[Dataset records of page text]
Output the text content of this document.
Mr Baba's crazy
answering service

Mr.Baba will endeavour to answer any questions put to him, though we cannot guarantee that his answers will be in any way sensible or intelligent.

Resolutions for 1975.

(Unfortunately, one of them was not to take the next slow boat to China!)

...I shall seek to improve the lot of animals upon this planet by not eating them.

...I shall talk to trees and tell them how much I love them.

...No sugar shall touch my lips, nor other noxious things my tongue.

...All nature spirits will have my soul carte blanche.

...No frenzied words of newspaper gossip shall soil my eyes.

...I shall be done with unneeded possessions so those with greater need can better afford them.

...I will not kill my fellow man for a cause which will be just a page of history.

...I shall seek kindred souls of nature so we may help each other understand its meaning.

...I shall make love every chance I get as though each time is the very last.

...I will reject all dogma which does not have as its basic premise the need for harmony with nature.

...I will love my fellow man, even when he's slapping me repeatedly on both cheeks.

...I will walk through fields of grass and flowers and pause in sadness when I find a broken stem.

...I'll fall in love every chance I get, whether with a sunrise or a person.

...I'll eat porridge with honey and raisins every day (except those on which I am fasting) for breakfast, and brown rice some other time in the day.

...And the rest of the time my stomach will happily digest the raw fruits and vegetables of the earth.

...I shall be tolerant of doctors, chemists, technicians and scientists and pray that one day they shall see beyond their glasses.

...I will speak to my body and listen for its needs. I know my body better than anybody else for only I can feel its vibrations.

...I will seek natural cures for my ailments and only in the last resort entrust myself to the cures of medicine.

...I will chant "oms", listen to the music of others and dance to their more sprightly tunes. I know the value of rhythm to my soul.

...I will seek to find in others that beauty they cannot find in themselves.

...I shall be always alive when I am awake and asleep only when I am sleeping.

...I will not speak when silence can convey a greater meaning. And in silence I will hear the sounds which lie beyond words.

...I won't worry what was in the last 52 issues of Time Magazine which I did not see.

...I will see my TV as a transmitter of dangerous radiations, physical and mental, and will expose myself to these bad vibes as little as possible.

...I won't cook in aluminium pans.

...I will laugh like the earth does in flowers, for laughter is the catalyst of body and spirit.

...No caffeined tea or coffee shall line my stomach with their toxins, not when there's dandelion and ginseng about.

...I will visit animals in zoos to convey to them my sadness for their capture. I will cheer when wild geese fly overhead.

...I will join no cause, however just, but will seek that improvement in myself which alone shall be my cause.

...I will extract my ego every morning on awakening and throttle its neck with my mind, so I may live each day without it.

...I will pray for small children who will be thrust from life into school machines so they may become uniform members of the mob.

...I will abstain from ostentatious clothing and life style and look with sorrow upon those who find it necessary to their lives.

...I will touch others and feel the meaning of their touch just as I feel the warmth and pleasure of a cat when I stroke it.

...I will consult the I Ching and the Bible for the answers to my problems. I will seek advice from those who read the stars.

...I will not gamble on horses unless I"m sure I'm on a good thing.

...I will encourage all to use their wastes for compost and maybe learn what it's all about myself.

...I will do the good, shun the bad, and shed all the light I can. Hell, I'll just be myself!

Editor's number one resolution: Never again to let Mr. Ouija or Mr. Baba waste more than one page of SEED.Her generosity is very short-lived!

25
...
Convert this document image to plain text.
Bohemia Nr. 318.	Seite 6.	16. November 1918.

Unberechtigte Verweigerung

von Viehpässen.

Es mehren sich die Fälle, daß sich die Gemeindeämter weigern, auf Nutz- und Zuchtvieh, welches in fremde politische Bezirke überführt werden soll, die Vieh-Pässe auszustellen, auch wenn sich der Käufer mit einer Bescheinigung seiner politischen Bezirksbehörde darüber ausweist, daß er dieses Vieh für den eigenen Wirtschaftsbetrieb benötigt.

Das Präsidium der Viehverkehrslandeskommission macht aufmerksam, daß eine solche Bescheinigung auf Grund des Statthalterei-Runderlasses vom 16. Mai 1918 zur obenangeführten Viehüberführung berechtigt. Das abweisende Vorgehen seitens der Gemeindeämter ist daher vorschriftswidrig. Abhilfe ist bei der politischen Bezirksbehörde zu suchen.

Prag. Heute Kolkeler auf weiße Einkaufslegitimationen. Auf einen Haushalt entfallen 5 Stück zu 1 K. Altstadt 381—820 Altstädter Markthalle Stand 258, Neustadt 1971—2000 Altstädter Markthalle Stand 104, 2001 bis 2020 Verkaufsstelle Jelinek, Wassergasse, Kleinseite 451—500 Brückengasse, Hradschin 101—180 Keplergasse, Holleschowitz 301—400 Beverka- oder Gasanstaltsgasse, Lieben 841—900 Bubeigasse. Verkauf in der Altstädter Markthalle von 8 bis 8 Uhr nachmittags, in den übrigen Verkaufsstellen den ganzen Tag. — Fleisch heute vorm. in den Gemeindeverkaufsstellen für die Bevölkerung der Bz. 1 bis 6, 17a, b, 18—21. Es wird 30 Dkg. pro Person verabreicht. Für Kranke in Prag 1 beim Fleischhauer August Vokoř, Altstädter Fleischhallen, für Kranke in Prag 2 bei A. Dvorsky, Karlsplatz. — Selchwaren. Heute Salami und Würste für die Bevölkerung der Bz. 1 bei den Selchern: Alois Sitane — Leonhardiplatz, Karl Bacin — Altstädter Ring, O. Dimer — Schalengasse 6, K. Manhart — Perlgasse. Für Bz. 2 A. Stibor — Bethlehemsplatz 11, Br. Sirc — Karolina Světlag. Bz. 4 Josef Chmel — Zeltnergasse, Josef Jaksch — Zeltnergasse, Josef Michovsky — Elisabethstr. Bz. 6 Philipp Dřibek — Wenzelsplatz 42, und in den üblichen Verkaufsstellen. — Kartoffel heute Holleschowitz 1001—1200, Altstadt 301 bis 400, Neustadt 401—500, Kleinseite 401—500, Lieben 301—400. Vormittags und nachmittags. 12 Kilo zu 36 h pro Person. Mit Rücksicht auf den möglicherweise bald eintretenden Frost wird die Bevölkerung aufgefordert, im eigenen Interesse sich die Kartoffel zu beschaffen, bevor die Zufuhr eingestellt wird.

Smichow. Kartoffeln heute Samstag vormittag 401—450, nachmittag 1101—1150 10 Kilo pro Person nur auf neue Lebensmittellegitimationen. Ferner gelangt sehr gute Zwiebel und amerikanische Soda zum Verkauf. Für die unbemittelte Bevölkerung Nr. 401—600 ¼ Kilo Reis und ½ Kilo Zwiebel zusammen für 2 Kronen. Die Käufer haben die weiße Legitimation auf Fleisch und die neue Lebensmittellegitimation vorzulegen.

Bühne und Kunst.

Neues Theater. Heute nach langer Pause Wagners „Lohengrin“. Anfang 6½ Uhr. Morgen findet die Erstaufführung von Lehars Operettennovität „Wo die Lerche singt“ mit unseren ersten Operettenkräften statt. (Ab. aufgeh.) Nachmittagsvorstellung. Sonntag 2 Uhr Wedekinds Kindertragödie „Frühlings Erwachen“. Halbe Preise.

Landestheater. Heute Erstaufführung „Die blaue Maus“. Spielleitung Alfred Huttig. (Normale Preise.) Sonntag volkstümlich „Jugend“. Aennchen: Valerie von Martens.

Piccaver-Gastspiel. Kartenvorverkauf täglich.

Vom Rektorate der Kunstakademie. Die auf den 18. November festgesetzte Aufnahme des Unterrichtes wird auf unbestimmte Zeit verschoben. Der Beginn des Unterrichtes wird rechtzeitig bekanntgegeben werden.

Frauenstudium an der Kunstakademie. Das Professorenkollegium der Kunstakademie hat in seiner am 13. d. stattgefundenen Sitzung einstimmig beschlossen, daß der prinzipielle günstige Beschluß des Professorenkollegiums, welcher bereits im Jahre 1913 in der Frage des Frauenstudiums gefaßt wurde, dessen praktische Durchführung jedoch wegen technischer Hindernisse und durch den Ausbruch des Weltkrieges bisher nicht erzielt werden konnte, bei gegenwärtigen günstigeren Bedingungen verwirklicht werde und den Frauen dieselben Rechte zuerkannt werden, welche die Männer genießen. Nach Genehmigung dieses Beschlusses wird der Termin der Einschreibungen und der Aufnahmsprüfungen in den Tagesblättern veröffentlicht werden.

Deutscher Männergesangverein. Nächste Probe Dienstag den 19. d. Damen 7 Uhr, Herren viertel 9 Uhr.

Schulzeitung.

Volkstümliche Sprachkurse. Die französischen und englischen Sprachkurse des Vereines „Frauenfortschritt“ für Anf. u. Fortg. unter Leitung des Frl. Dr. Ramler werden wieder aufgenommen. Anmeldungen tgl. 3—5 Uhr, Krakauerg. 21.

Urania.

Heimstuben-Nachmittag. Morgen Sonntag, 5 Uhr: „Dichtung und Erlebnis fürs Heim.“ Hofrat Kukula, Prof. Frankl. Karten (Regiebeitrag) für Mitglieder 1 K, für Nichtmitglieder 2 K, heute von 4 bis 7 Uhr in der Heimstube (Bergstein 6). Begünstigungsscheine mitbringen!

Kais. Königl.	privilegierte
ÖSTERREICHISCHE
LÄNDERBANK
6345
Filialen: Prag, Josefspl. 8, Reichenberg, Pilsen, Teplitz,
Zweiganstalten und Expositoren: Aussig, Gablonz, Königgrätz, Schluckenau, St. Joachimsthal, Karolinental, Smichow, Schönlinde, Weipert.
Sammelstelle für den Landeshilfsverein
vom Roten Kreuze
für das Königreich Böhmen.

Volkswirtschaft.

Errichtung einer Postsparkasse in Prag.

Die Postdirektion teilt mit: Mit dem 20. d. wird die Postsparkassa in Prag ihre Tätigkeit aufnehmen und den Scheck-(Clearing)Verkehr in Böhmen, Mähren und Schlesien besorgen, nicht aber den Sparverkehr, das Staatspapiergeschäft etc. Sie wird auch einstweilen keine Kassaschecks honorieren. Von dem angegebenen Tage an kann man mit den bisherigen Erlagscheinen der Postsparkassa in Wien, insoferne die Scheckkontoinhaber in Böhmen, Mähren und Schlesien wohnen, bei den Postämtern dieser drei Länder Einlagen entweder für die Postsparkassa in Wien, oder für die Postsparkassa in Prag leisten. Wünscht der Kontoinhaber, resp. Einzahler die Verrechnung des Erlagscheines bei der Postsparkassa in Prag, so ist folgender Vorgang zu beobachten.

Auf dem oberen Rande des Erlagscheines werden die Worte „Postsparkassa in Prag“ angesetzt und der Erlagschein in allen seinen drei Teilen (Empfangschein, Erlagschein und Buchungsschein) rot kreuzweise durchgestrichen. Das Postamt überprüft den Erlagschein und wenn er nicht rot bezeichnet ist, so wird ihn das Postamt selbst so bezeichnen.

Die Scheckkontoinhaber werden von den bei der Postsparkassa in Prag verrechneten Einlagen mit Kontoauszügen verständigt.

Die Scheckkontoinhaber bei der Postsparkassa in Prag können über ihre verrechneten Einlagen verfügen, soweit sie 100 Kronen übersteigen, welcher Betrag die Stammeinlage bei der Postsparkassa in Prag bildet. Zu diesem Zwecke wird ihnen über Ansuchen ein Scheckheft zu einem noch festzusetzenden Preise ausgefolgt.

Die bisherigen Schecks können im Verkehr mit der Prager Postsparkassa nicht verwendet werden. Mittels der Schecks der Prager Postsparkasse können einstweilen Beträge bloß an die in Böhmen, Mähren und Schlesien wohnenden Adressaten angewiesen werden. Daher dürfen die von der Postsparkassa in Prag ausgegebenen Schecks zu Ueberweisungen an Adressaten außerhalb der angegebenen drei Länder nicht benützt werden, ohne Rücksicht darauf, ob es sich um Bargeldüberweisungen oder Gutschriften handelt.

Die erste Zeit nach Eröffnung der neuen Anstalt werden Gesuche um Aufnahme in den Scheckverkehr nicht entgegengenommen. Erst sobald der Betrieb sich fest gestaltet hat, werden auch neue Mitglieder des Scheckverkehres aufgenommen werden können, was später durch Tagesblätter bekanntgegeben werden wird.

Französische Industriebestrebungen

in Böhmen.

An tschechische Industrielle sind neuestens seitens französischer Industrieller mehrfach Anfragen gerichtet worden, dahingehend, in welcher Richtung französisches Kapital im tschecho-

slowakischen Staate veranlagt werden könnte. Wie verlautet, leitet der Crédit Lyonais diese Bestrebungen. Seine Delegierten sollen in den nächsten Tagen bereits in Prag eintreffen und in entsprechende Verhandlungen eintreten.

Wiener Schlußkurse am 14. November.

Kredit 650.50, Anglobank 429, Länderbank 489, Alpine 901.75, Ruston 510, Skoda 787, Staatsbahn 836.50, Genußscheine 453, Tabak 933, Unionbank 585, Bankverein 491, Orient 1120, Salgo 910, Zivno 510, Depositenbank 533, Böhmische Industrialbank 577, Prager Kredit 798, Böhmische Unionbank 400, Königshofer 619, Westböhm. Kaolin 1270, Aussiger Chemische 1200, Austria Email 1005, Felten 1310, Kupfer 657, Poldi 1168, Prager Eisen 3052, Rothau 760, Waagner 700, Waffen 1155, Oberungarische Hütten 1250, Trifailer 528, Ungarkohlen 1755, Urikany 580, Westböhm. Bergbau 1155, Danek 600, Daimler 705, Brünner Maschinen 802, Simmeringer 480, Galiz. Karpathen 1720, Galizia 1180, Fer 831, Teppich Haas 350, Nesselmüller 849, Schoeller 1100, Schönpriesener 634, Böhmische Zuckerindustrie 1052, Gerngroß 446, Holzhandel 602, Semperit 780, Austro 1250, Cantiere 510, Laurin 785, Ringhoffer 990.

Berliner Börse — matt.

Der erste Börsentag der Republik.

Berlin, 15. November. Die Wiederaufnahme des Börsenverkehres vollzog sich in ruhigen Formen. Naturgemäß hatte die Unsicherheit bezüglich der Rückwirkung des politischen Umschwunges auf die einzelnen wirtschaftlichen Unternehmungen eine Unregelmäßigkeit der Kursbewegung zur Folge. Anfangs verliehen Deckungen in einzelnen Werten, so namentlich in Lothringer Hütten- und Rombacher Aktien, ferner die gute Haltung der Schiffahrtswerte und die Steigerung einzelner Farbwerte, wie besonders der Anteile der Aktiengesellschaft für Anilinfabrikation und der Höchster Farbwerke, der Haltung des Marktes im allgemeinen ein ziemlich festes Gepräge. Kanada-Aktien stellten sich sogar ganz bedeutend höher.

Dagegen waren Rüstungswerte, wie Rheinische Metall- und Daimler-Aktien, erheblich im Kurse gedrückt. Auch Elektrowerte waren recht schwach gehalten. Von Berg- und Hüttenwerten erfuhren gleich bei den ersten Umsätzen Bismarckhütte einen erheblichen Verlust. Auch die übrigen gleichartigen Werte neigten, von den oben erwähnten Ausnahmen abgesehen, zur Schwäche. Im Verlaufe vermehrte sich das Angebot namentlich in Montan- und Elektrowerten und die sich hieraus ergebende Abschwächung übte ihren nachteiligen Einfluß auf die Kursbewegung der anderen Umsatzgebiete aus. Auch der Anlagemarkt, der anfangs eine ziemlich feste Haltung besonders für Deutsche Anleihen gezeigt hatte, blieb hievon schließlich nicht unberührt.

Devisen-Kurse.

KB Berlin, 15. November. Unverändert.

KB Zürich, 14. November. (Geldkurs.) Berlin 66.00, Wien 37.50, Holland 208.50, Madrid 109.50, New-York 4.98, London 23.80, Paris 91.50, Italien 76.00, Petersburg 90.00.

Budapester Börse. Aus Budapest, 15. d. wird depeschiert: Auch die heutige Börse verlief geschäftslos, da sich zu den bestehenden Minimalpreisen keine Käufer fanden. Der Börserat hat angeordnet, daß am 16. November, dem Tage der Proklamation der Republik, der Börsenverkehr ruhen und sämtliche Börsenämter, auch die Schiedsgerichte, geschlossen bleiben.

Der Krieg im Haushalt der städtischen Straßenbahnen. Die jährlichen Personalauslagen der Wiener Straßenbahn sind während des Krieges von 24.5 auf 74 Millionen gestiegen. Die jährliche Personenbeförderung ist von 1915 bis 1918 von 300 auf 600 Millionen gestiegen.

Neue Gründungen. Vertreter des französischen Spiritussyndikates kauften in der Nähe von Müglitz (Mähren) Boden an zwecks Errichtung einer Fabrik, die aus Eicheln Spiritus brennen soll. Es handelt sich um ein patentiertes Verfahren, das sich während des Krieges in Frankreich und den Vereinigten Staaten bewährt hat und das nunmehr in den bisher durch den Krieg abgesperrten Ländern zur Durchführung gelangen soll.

Problem to solve.
Each line carrying the string "während" should be copied out from the entries.

Reply.
Der Krieg im Haushalt der städtischen Straßenbahnen. Die jährlichen Personalauslagen der Wiener Straßenbahn sind während des Krieges von 24.5 auf 74 Millionen gestiegen. Die jährliche Personenbeförderung ist von 1915 bis 1918 von 300 auf 600 Millionen gestiegen.
Neue Gründungen. Vertreter des französischen Spiritussyndikates kauften in der Nähe von Müglitz (Mähren) Boden an zwecks Errichtung einer Fabrik, die aus Eicheln Spiritus brennen soll. Es handelt sich um ein patentiertes Verfahren, das sich während des Krieges in Frankreich und den Vereinigten Staaten bewährt hat und das nunmehr in den bisher durch den Krieg abgesperrten Ländern zur Durchführung gelangen soll.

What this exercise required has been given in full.